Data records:
_ _ _ _ _ _ _

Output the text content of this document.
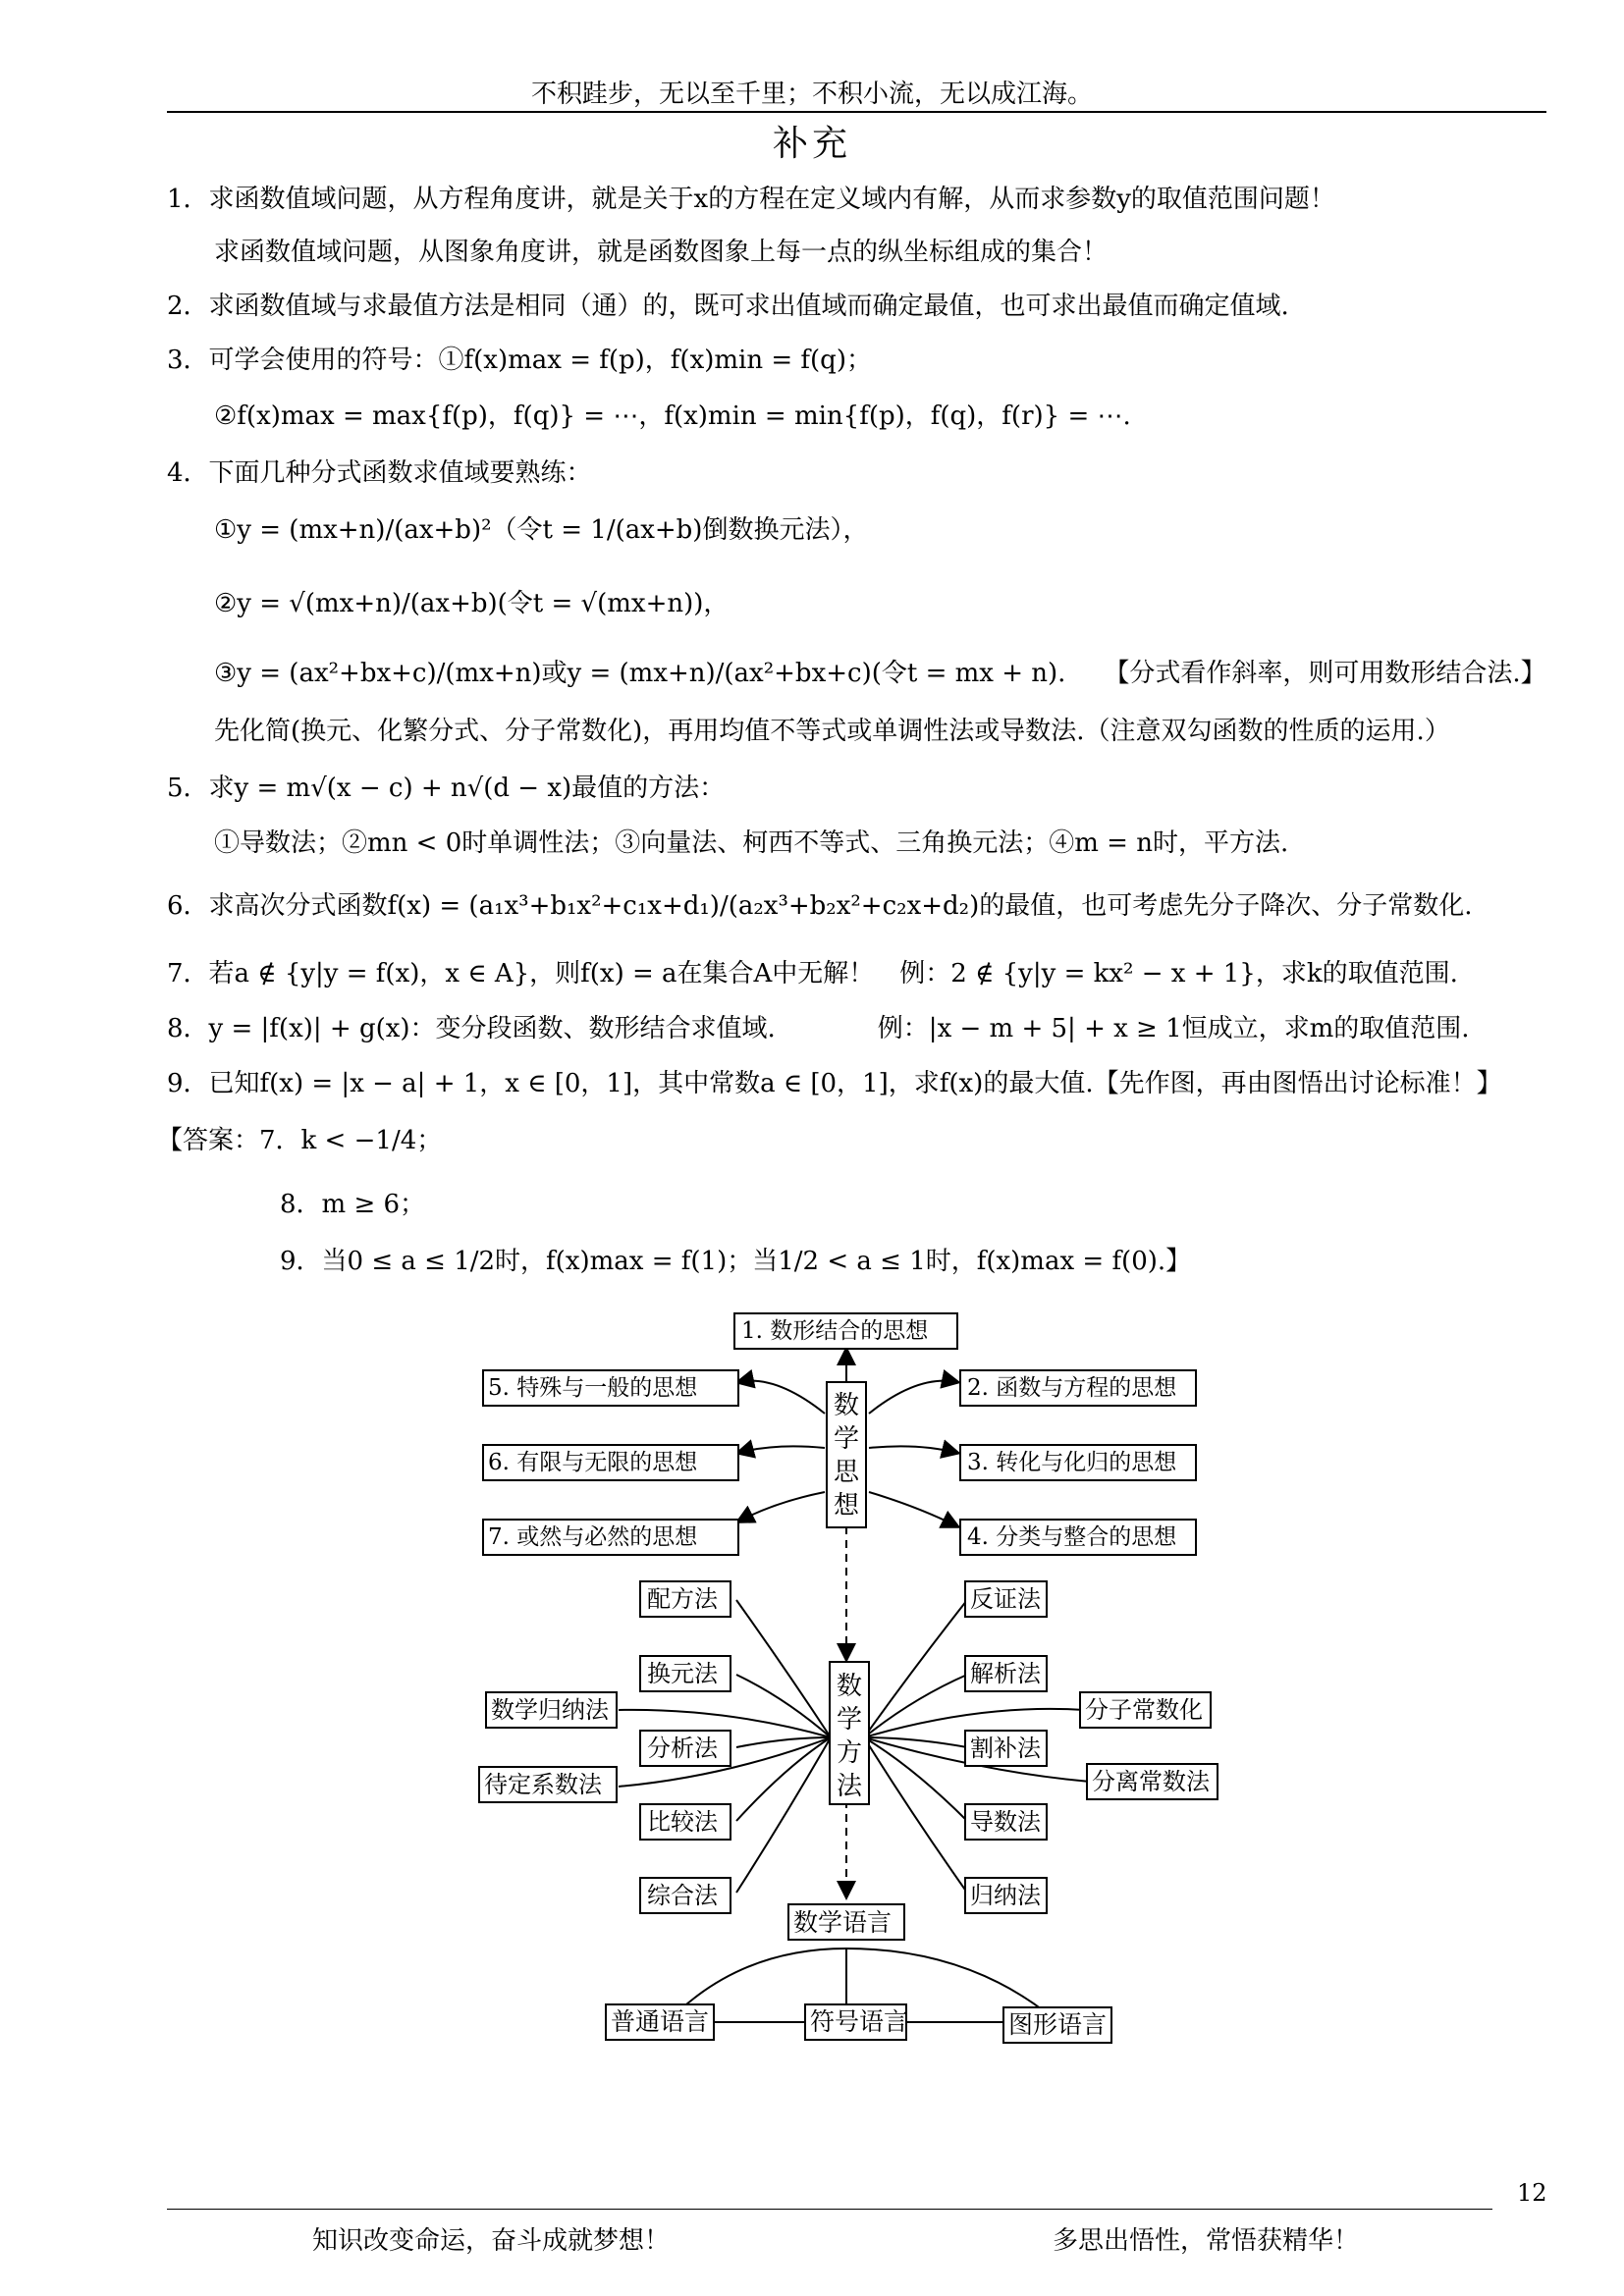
不积跬步，无以至千里；不积小流，无以成江海。
补充
1．求函数值域问题，从方程角度讲，就是关于x的方程在定义域内有解，从而求参数y的取值范围问题！
求函数值域问题，从图象角度讲，就是函数图象上每一点的纵坐标组成的集合！
2．求函数值域与求最值方法是相同（通）的，既可求出值域而确定最值，也可求出最值而确定值域.
3．可学会使用的符号：①f(x)max = f(p)，f(x)min = f(q)；
②f(x)max = max{f(p)，f(q)} = ⋯，f(x)min = min{f(p)，f(q)，f(r)} = ⋯.
4．下面几种分式函数求值域要熟练：
①y = (mx+n)/(ax+b)²（令t = 1/(ax+b)倒数换元法），
②y = √(mx+n)/(ax+b)(令t = √(mx+n))，
③y = (ax²+bx+c)/(mx+n)或y = (mx+n)/(ax²+bx+c)(令t = mx + n).　　【分式看作斜率，则可用数形结合法.】
先化简(换元、化繁分式、分子常数化)，再用均值不等式或单调性法或导数法.（注意双勾函数的性质的运用.）
5．求y = m√(x − c) + n√(d − x)最值的方法：
①导数法；②mn < 0时单调性法；③向量法、柯西不等式、三角换元法；④m = n时，平方法.
6．求高次分式函数f(x) = (a₁x³+b₁x²+c₁x+d₁)/(a₂x³+b₂x²+c₂x+d₂)的最值，也可考虑先分子降次、分子常数化.
7．若a ∉ {y|y = f(x)，x ∈ A}，则f(x) = a在集合A中无解！　例：2 ∉ {y|y = kx² − x + 1}，求k的取值范围.
8．y = |f(x)| + g(x)：变分段函数、数形结合求值域.　　　　例：|x − m + 5| + x ≥ 1恒成立，求m的取值范围.
9．已知f(x) = |x − a| + 1，x ∈ [0，1]，其中常数a ∈ [0，1]，求f(x)的最大值.【先作图，再由图悟出讨论标准！】
【答案：7．k < −1/4；
8．m ≥ 6；
9．当0 ≤ a ≤ 1/2时，f(x)max = f(1)；当1/2 < a ≤ 1时，f(x)max = f(0).】
1. 数形结合的思想
2. 函数与方程的思想
3. 转化与化归的思想
4. 分类与整合的思想
5. 特殊与一般的思想
6. 有限与无限的思想
7. 或然与必然的思想
数
学
思
想
配方法
换元法
数学归纳法
分析法
待定系数法
比较法
综合法
反证法
解析法
分子常数化
割补法
分离常数法
导数法
归纳法
数
学
方
法
数学语言
普通语言	符号语言	图形语言
12
知识改变命运，奋斗成就梦想！	多思出悟性，常悟获精华！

_ _ _ _ _ _ _

Problem statement
Write out every line above exactly as it is, leaving out the pictures.

Completed exercise
Output the text content of this document.
不积跬步，无以至千里；不积小流，无以成江海。
补充
1．求函数值域问题，从方程角度讲，就是关于x的方程在定义域内有解，从而求参数y的取值范围问题！
求函数值域问题，从图象角度讲，就是函数图象上每一点的纵坐标组成的集合！
2．求函数值域与求最值方法是相同（通）的，既可求出值域而确定最值，也可求出最值而确定值域.
3．可学会使用的符号：①f(x)max = f(p)，f(x)min = f(q)；
②f(x)max = max{f(p)，f(q)} = ⋯，f(x)min = min{f(p)，f(q)，f(r)} = ⋯.
4．下面几种分式函数求值域要熟练：
①y = (mx+n)/(ax+b)²（令t = 1/(ax+b)倒数换元法），
②y = √(mx+n)/(ax+b)(令t = √(mx+n))，
③y = (ax²+bx+c)/(mx+n)或y = (mx+n)/(ax²+bx+c)(令t = mx + n).　　【分式看作斜率，则可用数形结合法.】
先化简(换元、化繁分式、分子常数化)，再用均值不等式或单调性法或导数法.（注意双勾函数的性质的运用.）
5．求y = m√(x − c) + n√(d − x)最值的方法：
①导数法；②mn < 0时单调性法；③向量法、柯西不等式、三角换元法；④m = n时，平方法.
6．求高次分式函数f(x) = (a₁x³+b₁x²+c₁x+d₁)/(a₂x³+b₂x²+c₂x+d₂)的最值，也可考虑先分子降次、分子常数化.
7．若a ∉ {y|y = f(x)，x ∈ A}，则f(x) = a在集合A中无解！　例：2 ∉ {y|y = kx² − x + 1}，求k的取值范围.
8．y = |f(x)| + g(x)：变分段函数、数形结合求值域.　　　　例：|x − m + 5| + x ≥ 1恒成立，求m的取值范围.
9．已知f(x) = |x − a| + 1，x ∈ [0，1]，其中常数a ∈ [0，1]，求f(x)的最大值.【先作图，再由图悟出讨论标准！】
【答案：7．k < −1/4；
8．m ≥ 6；
9．当0 ≤ a ≤ 1/2时，f(x)max = f(1)；当1/2 < a ≤ 1时，f(x)max = f(0).】
1. 数形结合的思想
2. 函数与方程的思想
3. 转化与化归的思想
4. 分类与整合的思想
5. 特殊与一般的思想
6. 有限与无限的思想
7. 或然与必然的思想
数
学
思
想
配方法
换元法
数学归纳法
分析法
待定系数法
比较法
综合法
反证法
解析法
分子常数化
割补法
分离常数法
导数法
归纳法
数
学
方
法
数学语言
普通语言	符号语言	图形语言
12
知识改变命运，奋斗成就梦想！	多思出悟性，常悟获精华！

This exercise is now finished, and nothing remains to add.